日本は快適だけど……
日本の若者も、インドの若者を見ると間違いなく何らかの刺激を受けるはずです。
きっと自分よりも努力しているであろう人が、自分よりも圧倒的に給料が低いという現実を目の当たりにして、「世の中は平等じゃない、日本で生まれた自分がいかに恵まれていたか」ということに、日本を出て初めて気付くと思うんです。
海外にいるからこそ、今の日本に対して「めちゃくちゃ良い国だな」と思う一方、「なんかやばくないか」と感じる面もあるし、「おそらく海外の人は日本をこう見てるのかな」という感覚もわいてきます。
これから、もしかしたら外国人が日本にもっと移住してきて、外国人と一緒に仕事することが当たり前になるかもしれません。そんなときに、日本を一度も出たことがない、海外に住んだことがないというのは、かなり不利になる可能性もあると思うんです。
日本は超快適で、僕は日本に帰ってくるたびにワクワクします。こんな良い国は他にないなと。飯はうまいし、安いし、不便は感じないし、最高だな、と。
でも、どこか完成されすぎていて、その完成された街や利便性、コンテンツをただ受け入れているだけで、自分の命をつかって生きているという感覚を得にくい。インドに移住してから感じるようになったんですが、日本全体が「ディズニーランド」のように見えるんです。
完成された日本の街がなんとなくアトラクションのように見えて、完成されたエンタメや食をただただ消費しているような感覚に陥ってしまうことがあります。たまに行くとむちゃくちゃ楽しいんですが、ずっとそこにいると思考停止してしまって、貪欲さが失われてしまいそうな感じ。
仕事の楽しさも生活の喜びも人の成長がセットだと思うので、10年後、20年後、30年後を見据えたら、(日本人にとって)本当に豊かな国を維持できるのかどうか、危機感を覚えます。
快適なところにいればいるほど人は成長しません。自分もついついコンフォートゾーンに逃げたくなることがよくありますが、どれだけ不快な環境に身をおけるかが、個人としても、企業としても、成長できる要素の1つとしてあると考えています。日本の若者は、例えば短期間でも良いから海外に出て仕事をして、現地の人と自分なりに折り合いを付ける経験をすることはものすごく価値のあることだと思います。

収録項目:
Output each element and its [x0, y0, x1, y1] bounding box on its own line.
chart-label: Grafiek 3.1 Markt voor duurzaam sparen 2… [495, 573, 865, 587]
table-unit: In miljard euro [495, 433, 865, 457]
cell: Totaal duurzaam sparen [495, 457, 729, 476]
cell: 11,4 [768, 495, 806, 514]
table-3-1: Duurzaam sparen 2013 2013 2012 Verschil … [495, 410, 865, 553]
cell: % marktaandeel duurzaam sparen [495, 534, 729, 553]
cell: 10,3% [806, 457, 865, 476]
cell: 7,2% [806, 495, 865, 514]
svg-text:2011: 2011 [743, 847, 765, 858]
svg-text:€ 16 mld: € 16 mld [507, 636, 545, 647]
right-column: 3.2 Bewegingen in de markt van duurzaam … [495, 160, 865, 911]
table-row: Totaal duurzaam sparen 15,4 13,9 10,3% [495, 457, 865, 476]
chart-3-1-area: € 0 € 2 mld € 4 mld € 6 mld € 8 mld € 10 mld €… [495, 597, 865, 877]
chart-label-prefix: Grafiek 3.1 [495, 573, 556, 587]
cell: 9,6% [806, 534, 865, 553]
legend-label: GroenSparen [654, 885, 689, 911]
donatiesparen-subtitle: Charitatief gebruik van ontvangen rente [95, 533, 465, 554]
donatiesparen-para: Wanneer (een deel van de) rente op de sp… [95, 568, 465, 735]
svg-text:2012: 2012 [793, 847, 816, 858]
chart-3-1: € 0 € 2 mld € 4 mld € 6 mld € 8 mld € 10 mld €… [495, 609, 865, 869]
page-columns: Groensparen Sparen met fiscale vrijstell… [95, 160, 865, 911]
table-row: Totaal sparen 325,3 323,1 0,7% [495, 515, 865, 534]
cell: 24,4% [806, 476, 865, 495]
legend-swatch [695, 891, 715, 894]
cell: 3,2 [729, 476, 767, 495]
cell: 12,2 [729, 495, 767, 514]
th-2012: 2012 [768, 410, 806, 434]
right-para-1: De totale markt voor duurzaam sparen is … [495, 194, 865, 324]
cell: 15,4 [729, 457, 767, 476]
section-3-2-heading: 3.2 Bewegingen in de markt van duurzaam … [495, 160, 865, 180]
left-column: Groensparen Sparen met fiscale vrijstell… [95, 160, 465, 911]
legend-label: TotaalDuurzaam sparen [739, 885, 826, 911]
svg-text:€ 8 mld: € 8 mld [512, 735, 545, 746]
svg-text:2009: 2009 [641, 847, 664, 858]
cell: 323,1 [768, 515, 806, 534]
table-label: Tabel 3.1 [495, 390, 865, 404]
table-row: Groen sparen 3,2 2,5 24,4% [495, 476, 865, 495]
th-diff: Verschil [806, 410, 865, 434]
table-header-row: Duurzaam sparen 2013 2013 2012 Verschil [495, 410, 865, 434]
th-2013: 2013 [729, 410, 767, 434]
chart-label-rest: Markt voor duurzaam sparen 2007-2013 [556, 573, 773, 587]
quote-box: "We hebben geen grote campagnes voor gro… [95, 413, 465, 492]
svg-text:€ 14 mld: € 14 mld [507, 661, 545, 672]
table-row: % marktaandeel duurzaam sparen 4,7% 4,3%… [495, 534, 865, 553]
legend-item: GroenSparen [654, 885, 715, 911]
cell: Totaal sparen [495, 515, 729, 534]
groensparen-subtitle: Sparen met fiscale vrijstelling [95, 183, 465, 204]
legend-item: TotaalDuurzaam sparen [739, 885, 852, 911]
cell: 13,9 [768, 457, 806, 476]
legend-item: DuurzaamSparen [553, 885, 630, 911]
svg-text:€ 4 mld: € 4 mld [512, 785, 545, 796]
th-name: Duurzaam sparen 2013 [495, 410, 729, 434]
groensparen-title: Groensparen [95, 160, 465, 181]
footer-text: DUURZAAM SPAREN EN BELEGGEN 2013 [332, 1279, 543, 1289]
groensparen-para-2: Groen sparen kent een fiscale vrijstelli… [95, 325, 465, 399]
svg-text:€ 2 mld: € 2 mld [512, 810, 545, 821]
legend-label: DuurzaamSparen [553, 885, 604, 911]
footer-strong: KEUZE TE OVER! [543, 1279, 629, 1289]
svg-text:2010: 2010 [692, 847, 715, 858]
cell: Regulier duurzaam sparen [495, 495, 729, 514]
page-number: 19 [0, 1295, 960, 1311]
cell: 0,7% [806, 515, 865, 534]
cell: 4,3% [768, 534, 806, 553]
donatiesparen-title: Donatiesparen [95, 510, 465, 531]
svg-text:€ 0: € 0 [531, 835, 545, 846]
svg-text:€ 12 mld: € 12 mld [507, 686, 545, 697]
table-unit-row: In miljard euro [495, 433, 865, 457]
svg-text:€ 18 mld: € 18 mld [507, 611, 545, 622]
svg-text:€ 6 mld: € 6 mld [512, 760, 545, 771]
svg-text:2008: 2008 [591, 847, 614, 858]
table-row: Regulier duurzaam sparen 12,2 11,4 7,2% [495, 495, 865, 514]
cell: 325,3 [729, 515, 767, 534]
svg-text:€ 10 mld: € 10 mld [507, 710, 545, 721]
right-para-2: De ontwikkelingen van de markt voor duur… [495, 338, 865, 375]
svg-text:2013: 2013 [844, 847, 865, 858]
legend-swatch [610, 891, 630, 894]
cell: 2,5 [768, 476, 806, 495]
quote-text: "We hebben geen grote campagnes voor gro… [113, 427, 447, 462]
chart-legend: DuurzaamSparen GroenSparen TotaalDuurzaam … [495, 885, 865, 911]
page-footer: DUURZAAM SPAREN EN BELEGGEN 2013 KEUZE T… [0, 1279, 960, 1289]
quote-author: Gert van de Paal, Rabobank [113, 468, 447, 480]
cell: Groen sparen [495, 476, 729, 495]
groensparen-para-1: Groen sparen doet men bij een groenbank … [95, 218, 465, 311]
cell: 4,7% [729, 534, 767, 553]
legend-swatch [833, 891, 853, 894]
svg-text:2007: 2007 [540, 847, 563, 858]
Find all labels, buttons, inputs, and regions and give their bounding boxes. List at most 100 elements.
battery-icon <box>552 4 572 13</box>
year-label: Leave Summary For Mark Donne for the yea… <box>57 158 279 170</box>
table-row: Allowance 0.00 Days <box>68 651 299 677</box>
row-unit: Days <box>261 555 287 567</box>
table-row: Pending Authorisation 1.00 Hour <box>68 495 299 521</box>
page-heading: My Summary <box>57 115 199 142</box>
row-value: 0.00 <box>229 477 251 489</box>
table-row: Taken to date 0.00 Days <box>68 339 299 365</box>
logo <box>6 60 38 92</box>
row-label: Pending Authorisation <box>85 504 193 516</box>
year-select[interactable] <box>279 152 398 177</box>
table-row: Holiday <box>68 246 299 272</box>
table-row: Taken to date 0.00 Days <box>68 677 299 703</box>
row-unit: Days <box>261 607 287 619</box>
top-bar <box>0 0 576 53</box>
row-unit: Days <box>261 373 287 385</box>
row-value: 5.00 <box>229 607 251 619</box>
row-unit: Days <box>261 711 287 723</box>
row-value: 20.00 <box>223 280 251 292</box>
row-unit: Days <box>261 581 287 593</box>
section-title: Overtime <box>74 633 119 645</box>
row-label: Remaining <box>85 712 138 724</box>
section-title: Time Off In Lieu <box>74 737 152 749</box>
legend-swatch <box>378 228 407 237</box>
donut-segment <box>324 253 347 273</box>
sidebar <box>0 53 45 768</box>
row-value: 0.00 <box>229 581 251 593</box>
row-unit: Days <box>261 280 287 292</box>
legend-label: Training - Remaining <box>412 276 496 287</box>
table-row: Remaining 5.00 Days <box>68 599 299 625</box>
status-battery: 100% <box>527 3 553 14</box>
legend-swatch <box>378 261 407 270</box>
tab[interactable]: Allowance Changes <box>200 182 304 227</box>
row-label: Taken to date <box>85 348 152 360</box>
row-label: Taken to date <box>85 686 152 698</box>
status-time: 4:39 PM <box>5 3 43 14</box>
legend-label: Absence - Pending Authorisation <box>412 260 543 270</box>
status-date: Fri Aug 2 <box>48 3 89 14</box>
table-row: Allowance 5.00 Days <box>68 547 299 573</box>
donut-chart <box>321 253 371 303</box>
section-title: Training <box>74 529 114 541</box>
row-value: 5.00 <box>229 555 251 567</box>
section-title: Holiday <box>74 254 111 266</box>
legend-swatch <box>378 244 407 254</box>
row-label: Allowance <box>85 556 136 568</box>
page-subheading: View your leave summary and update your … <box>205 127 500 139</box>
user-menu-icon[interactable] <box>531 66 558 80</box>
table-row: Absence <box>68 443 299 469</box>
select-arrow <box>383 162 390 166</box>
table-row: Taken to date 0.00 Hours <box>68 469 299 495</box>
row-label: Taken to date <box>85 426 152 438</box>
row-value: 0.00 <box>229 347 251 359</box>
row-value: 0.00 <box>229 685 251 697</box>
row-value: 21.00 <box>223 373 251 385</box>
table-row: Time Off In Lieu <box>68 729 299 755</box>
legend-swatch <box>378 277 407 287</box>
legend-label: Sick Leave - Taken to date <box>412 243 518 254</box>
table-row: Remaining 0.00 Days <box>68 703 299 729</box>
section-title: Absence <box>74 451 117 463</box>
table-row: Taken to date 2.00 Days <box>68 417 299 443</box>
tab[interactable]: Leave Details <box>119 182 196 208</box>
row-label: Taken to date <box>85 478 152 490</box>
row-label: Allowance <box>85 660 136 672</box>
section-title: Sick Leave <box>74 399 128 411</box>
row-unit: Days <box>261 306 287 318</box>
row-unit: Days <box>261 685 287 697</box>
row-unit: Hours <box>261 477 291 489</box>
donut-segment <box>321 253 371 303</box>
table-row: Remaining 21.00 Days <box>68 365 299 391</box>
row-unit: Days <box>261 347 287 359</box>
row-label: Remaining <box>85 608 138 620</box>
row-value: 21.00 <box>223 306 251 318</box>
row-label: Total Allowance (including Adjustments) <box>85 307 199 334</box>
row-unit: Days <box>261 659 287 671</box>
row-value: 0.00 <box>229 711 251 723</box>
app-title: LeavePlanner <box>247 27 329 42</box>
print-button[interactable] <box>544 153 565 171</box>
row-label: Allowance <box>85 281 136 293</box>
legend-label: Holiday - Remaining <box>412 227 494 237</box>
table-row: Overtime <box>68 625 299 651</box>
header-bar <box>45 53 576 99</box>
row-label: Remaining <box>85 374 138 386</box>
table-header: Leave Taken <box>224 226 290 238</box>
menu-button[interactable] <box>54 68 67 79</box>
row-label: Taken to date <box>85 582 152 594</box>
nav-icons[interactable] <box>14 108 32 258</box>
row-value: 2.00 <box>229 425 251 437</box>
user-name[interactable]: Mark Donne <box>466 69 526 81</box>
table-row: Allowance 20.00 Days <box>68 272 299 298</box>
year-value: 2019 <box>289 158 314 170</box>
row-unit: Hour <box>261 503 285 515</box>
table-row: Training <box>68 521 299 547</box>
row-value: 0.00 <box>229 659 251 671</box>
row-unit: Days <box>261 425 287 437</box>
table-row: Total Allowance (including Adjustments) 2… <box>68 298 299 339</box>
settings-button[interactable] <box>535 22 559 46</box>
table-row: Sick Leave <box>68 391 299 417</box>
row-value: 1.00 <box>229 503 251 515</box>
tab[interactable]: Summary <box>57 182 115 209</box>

■ 課題 ■
日本の快適さと海外で働く経験について述べた本文を、最後の文の後から書き継いでください。

■ 結果 ■
インド人との付き合い方
日本人ってものすごく形式主義というか、たとえば会社で商談をするときも、フォーマルに身だしなみをして、企業を代表して相手に失礼がないようにコミュニケーションの方法にも配慮をする。でも、インド人は、カジュアル&パーソナルなんです。いきなり仕事の話をするというよりは、お互いの家族の話をしたり、まずご飯を食べに行ったりします。
―――なんか楽しそうで良いですね(笑)。
個人的な関係がベースにないと、むしろビジネスがうまくいかない気がしますね。
なので、インドで新しい取引先との関係を構築したい時はご飯に誘って、家族の話をしたり、自分のプライベートをさらけ出したりした方が良い。
そこでは、どんな企業なのか、どの役職なのかは関係なく、相手個人と仲良くなることがものすごく重要で、その仲良くなった先にビジネスの話がしやすくなるんです。
あと、商談はトップ同士で人間関係を作ることも大事です。そこから、下におろして、チームで取引を進めていくのが良いですね。
日本では、たとえばお客様と初めて会ったときに、「LINEを交換しましょう」とはなりませんよね。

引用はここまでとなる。